** START RECORD EXTRACTS **
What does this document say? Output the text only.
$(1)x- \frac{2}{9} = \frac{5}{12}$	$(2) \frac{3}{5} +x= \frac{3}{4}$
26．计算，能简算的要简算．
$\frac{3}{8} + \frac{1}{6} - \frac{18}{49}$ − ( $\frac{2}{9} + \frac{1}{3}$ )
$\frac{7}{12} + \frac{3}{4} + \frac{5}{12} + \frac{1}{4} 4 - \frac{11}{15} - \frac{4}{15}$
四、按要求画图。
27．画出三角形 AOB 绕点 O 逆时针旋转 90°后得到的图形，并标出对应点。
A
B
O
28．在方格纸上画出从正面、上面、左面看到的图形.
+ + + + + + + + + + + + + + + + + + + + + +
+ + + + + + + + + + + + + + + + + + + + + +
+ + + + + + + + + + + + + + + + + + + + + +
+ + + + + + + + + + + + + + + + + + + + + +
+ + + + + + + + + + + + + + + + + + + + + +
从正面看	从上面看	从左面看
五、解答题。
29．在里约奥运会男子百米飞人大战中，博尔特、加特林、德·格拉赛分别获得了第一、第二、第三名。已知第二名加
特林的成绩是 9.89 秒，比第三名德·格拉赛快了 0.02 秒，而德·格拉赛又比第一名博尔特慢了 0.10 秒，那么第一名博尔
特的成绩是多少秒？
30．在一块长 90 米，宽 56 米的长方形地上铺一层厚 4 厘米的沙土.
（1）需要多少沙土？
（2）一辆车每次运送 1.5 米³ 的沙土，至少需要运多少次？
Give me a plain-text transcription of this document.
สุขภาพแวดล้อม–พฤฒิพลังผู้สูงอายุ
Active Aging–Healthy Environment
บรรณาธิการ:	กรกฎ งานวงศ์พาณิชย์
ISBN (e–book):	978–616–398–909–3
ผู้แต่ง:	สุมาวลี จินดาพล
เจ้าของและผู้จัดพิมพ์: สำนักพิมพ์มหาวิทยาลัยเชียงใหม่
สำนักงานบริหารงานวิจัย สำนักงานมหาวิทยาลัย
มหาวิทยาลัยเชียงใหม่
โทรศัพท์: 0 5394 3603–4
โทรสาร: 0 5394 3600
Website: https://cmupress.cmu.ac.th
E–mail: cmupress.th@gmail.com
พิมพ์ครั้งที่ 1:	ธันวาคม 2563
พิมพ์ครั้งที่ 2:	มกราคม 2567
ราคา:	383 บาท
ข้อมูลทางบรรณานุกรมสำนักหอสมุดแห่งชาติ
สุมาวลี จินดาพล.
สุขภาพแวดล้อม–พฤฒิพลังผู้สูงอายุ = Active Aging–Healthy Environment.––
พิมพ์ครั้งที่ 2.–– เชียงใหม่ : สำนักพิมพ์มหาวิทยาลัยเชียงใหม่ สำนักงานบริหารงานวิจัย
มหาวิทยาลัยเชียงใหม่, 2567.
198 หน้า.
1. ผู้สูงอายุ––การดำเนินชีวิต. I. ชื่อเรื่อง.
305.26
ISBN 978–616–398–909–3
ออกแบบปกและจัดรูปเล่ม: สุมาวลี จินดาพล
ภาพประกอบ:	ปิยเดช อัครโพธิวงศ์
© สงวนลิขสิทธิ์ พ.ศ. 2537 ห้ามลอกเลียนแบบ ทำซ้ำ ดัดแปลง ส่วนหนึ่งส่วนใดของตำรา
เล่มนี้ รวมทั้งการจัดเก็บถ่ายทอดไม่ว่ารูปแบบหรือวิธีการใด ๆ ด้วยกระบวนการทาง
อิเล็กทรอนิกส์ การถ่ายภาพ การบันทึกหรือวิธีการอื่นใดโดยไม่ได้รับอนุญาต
** END RECORD EXTRACTS **
▶ [DESCRIPTION OF THE TASK] Repeat the material above in full, exactly as it stands.

▶ [RESULT]
What does this document say? Output the text only.
$(1)x- \frac{2}{9} = \frac{5}{12}$	$(2) \frac{3}{5} +x= \frac{3}{4}$
26．计算，能简算的要简算．
$\frac{3}{8} + \frac{1}{6} - \frac{18}{49}$ − ( $\frac{2}{9} + \frac{1}{3}$ )
$\frac{7}{12} + \frac{3}{4} + \frac{5}{12} + \frac{1}{4} 4 - \frac{11}{15} - \frac{4}{15}$
四、按要求画图。
27．画出三角形 AOB 绕点 O 逆时针旋转 90°后得到的图形，并标出对应点。
A
B
O
28．在方格纸上画出从正面、上面、左面看到的图形.
+ + + + + + + + + + + + + + + + + + + + + +
+ + + + + + + + + + + + + + + + + + + + + +
+ + + + + + + + + + + + + + + + + + + + + +
+ + + + + + + + + + + + + + + + + + + + + +
+ + + + + + + + + + + + + + + + + + + + + +
从正面看	从上面看	从左面看
五、解答题。
29．在里约奥运会男子百米飞人大战中，博尔特、加特林、德·格拉赛分别获得了第一、第二、第三名。已知第二名加
特林的成绩是 9.89 秒，比第三名德·格拉赛快了 0.02 秒，而德·格拉赛又比第一名博尔特慢了 0.10 秒，那么第一名博尔
特的成绩是多少秒？
30．在一块长 90 米，宽 56 米的长方形地上铺一层厚 4 厘米的沙土.
（1）需要多少沙土？
（2）一辆车每次运送 1.5 米³ 的沙土，至少需要运多少次？
Give me a plain-text transcription of this document.
สุขภาพแวดล้อม–พฤฒิพลังผู้สูงอายุ
Active Aging–Healthy Environment
บรรณาธิการ:	กรกฎ งานวงศ์พาณิชย์
ISBN (e–book):	978–616–398–909–3
ผู้แต่ง:	สุมาวลี จินดาพล
เจ้าของและผู้จัดพิมพ์: สำนักพิมพ์มหาวิทยาลัยเชียงใหม่
สำนักงานบริหารงานวิจัย สำนักงานมหาวิทยาลัย
มหาวิทยาลัยเชียงใหม่
โทรศัพท์: 0 5394 3603–4
โทรสาร: 0 5394 3600
Website: https://cmupress.cmu.ac.th
E–mail: cmupress.th@gmail.com
พิมพ์ครั้งที่ 1:	ธันวาคม 2563
พิมพ์ครั้งที่ 2:	มกราคม 2567
ราคา:	383 บาท
ข้อมูลทางบรรณานุกรมสำนักหอสมุดแห่งชาติ
สุมาวลี จินดาพล.
สุขภาพแวดล้อม–พฤฒิพลังผู้สูงอายุ = Active Aging–Healthy Environment.––
พิมพ์ครั้งที่ 2.–– เชียงใหม่ : สำนักพิมพ์มหาวิทยาลัยเชียงใหม่ สำนักงานบริหารงานวิจัย
มหาวิทยาลัยเชียงใหม่, 2567.
198 หน้า.
1. ผู้สูงอายุ––การดำเนินชีวิต. I. ชื่อเรื่อง.
305.26
ISBN 978–616–398–909–3
ออกแบบปกและจัดรูปเล่ม: สุมาวลี จินดาพล
ภาพประกอบ:	ปิยเดช อัครโพธิวงศ์
© สงวนลิขสิทธิ์ พ.ศ. 2537 ห้ามลอกเลียนแบบ ทำซ้ำ ดัดแปลง ส่วนหนึ่งส่วนใดของตำรา
เล่มนี้ รวมทั้งการจัดเก็บถ่ายทอดไม่ว่ารูปแบบหรือวิธีการใด ๆ ด้วยกระบวนการทาง
อิเล็กทรอนิกส์ การถ่ายภาพ การบันทึกหรือวิธีการอื่นใดโดยไม่ได้รับอนุญาต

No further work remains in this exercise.